#### SUPPLIED RECORDS:

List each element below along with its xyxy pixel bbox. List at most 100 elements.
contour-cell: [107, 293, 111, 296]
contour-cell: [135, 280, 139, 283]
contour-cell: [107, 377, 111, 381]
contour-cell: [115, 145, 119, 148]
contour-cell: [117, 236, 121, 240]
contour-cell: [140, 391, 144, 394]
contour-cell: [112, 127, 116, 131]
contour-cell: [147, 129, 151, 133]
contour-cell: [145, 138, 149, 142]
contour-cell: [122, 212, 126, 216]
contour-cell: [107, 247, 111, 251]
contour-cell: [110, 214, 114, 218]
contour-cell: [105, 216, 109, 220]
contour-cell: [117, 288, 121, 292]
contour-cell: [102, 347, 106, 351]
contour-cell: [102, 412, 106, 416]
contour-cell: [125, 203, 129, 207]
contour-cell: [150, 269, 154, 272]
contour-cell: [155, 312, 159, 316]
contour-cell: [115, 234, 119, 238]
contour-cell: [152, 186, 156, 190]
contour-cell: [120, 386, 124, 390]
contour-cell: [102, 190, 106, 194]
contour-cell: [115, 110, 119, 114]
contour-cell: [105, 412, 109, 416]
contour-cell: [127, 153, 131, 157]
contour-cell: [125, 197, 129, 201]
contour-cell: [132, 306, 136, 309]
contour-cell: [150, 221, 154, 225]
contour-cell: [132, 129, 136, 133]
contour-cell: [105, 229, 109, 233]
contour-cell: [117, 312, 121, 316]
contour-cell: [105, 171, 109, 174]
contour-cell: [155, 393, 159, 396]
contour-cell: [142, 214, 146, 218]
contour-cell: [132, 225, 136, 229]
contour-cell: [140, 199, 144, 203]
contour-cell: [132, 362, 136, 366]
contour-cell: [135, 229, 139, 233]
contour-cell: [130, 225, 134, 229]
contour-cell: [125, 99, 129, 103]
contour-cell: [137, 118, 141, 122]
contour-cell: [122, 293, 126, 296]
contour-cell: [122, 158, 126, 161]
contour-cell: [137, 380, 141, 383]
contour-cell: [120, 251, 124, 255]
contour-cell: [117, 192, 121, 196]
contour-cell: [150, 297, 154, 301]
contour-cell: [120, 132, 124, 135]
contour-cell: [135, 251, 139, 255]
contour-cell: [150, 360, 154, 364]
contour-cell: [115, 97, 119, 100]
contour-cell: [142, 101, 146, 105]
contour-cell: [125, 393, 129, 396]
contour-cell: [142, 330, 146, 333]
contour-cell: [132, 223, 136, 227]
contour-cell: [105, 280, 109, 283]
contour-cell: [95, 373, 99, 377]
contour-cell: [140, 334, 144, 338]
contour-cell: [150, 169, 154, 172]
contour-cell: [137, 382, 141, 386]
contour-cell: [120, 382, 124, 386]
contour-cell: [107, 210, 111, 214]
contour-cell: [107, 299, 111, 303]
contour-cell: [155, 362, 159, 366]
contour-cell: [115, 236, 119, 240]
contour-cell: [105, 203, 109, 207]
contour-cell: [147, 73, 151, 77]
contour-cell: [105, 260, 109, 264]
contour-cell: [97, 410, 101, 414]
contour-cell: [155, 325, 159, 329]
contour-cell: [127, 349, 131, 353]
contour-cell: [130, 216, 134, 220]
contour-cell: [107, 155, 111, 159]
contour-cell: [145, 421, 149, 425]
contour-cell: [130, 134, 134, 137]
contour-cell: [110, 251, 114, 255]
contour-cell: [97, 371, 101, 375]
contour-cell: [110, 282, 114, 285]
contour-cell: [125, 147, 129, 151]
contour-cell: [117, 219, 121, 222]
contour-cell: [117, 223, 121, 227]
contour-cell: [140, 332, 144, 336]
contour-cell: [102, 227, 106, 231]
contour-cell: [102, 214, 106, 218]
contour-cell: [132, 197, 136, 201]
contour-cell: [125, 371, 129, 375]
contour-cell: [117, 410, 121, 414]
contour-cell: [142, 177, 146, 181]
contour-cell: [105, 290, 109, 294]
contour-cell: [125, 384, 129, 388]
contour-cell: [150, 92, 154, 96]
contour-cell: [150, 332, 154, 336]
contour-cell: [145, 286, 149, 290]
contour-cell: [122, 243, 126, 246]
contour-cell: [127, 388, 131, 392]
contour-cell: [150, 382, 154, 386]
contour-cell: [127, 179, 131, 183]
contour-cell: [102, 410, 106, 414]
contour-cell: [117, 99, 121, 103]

#### PROBLEM DETAILS:
Present each line of the entries above as a numbered list, skipping any blank lines.

#### FULL SOLUTION:
1. List each element below along with its xyxy pixel bbox. List at most 100 elements.
2. contour-cell: [107, 293, 111, 296]
3. contour-cell: [135, 280, 139, 283]
4. contour-cell: [107, 377, 111, 381]
5. contour-cell: [115, 145, 119, 148]
6. contour-cell: [117, 236, 121, 240]
7. contour-cell: [140, 391, 144, 394]
8. contour-cell: [112, 127, 116, 131]
9. contour-cell: [147, 129, 151, 133]
10. contour-cell: [145, 138, 149, 142]
11. contour-cell: [122, 212, 126, 216]
12. contour-cell: [107, 247, 111, 251]
13. contour-cell: [110, 214, 114, 218]
14. contour-cell: [105, 216, 109, 220]
15. contour-cell: [117, 288, 121, 292]
16. contour-cell: [102, 347, 106, 351]
17. contour-cell: [102, 412, 106, 416]
18. contour-cell: [125, 203, 129, 207]
19. contour-cell: [150, 269, 154, 272]
20. contour-cell: [155, 312, 159, 316]
21. contour-cell: [115, 234, 119, 238]
22. contour-cell: [152, 186, 156, 190]
23. contour-cell: [120, 386, 124, 390]
24. contour-cell: [102, 190, 106, 194]
25. contour-cell: [115, 110, 119, 114]
26. contour-cell: [105, 412, 109, 416]
27. contour-cell: [127, 153, 131, 157]
28. contour-cell: [125, 197, 129, 201]
29. contour-cell: [132, 306, 136, 309]
30. contour-cell: [150, 221, 154, 225]
31. contour-cell: [132, 129, 136, 133]
32. contour-cell: [105, 229, 109, 233]
33. contour-cell: [117, 312, 121, 316]
34. contour-cell: [105, 171, 109, 174]
35. contour-cell: [155, 393, 159, 396]
36. contour-cell: [142, 214, 146, 218]
37. contour-cell: [132, 225, 136, 229]
38. contour-cell: [140, 199, 144, 203]
39. contour-cell: [132, 362, 136, 366]
40. contour-cell: [135, 229, 139, 233]
41. contour-cell: [130, 225, 134, 229]
42. contour-cell: [125, 99, 129, 103]
43. contour-cell: [137, 118, 141, 122]
44. contour-cell: [122, 293, 126, 296]
45. contour-cell: [122, 158, 126, 161]
46. contour-cell: [137, 380, 141, 383]
47. contour-cell: [120, 251, 124, 255]
48. contour-cell: [117, 192, 121, 196]
49. contour-cell: [150, 297, 154, 301]
50. contour-cell: [120, 132, 124, 135]
51. contour-cell: [135, 251, 139, 255]
52. contour-cell: [150, 360, 154, 364]
53. contour-cell: [115, 97, 119, 100]
54. contour-cell: [142, 101, 146, 105]
55. contour-cell: [125, 393, 129, 396]
56. contour-cell: [142, 330, 146, 333]
57. contour-cell: [132, 223, 136, 227]
58. contour-cell: [105, 280, 109, 283]
59. contour-cell: [95, 373, 99, 377]
60. contour-cell: [140, 334, 144, 338]
61. contour-cell: [150, 169, 154, 172]
62. contour-cell: [137, 382, 141, 386]
63. contour-cell: [120, 382, 124, 386]
64. contour-cell: [107, 210, 111, 214]
65. contour-cell: [107, 299, 111, 303]
66. contour-cell: [155, 362, 159, 366]
67. contour-cell: [115, 236, 119, 240]
68. contour-cell: [105, 203, 109, 207]
69. contour-cell: [147, 73, 151, 77]
70. contour-cell: [105, 260, 109, 264]
71. contour-cell: [97, 410, 101, 414]
72. contour-cell: [155, 325, 159, 329]
73. contour-cell: [127, 349, 131, 353]
74. contour-cell: [130, 216, 134, 220]
75. contour-cell: [107, 155, 111, 159]
76. contour-cell: [145, 421, 149, 425]
77. contour-cell: [130, 134, 134, 137]
78. contour-cell: [110, 251, 114, 255]
79. contour-cell: [97, 371, 101, 375]
80. contour-cell: [110, 282, 114, 285]
81. contour-cell: [125, 147, 129, 151]
82. contour-cell: [117, 219, 121, 222]
83. contour-cell: [117, 223, 121, 227]
84. contour-cell: [140, 332, 144, 336]
85. contour-cell: [102, 227, 106, 231]
86. contour-cell: [102, 214, 106, 218]
87. contour-cell: [132, 197, 136, 201]
88. contour-cell: [125, 371, 129, 375]
89. contour-cell: [117, 410, 121, 414]
90. contour-cell: [142, 177, 146, 181]
91. contour-cell: [105, 290, 109, 294]
92. contour-cell: [125, 384, 129, 388]
93. contour-cell: [150, 92, 154, 96]
94. contour-cell: [150, 332, 154, 336]
95. contour-cell: [145, 286, 149, 290]
96. contour-cell: [122, 243, 126, 246]
97. contour-cell: [127, 388, 131, 392]
98. contour-cell: [150, 382, 154, 386]
99. contour-cell: [127, 179, 131, 183]
100. contour-cell: [102, 410, 106, 414]
101. contour-cell: [117, 99, 121, 103]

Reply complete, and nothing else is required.